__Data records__

──────────

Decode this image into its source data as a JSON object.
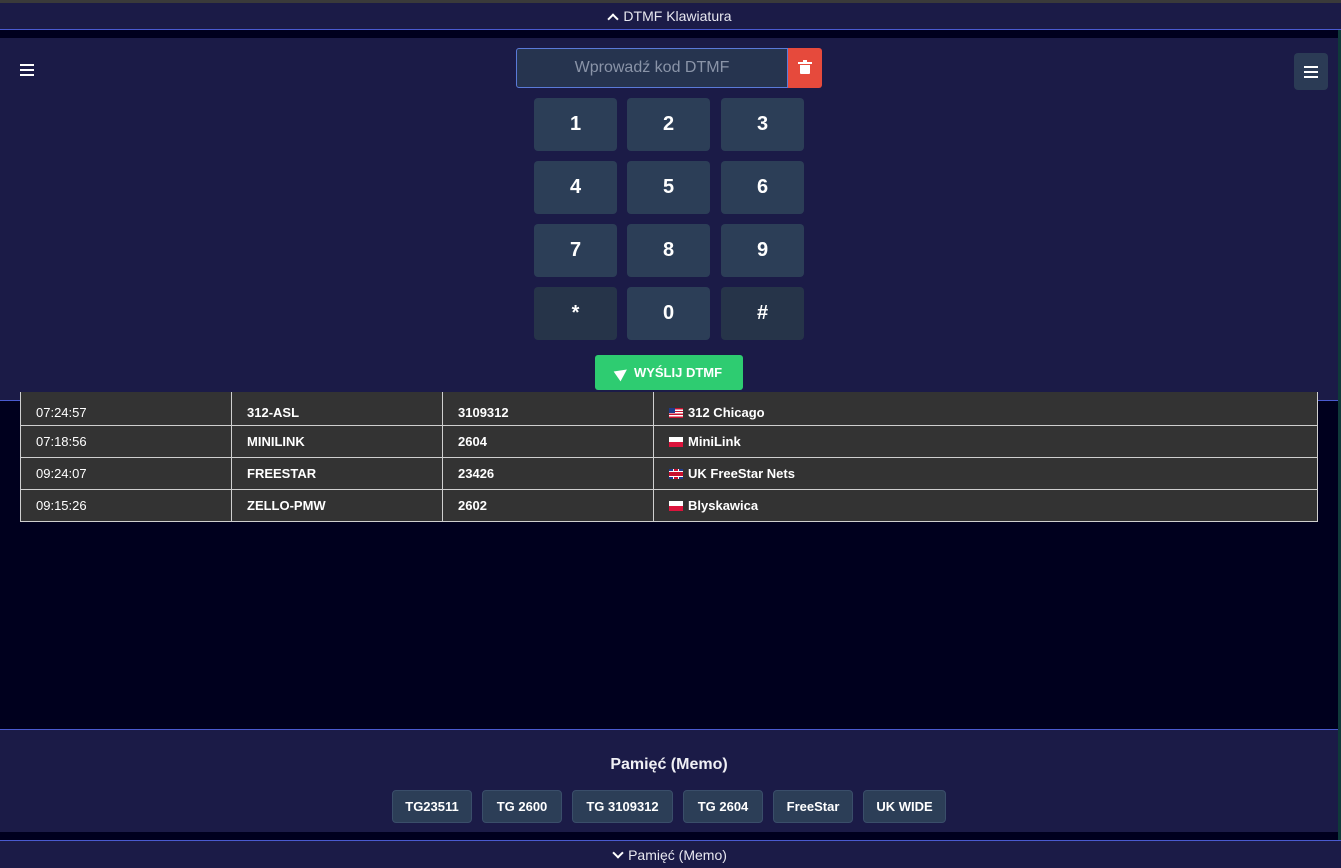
{
  "dtmf_header": {
    "label": "DTMF Klawiatura"
  },
  "dtmf_input": {
    "placeholder": "Wprowadź kod DTMF",
    "value": ""
  },
  "keypad": {
    "keys": [
      "1",
      "2",
      "3",
      "4",
      "5",
      "6",
      "7",
      "8",
      "9",
      "*",
      "0",
      "#"
    ]
  },
  "send_button": {
    "label": "WYŚLIJ DTMF"
  },
  "log": {
    "rows": [
      {
        "time": "07:24:57",
        "name": "312-ASL",
        "tg": "3109312",
        "flag": "us",
        "desc": "312 Chicago"
      },
      {
        "time": "07:18:56",
        "name": "MINILINK",
        "tg": "2604",
        "flag": "pl",
        "desc": "MiniLink"
      },
      {
        "time": "09:24:07",
        "name": "FREESTAR",
        "tg": "23426",
        "flag": "uk",
        "desc": "UK FreeStar Nets"
      },
      {
        "time": "09:15:26",
        "name": "ZELLO-PMW",
        "tg": "2602",
        "flag": "pl",
        "desc": "Blyskawica"
      }
    ]
  },
  "memo": {
    "title": "Pamięć (Memo)",
    "buttons": [
      "TG23511",
      "TG 2600",
      "TG 3109312",
      "TG 2604",
      "FreeStar",
      "UK WIDE"
    ]
  },
  "memo_footer": {
    "label": "Pamięć (Memo)"
  },
  "colors": {
    "panel": "#1b1b47",
    "background": "#00001e",
    "key": "#2c3e57",
    "send": "#2ecc71",
    "clear": "#e64a3c",
    "accent_border": "#4a5ad0"
  }
}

──────────

__What is asked__
Determine the number of lines in these entries that contain the word "name", and write only that number.

__The answer__
4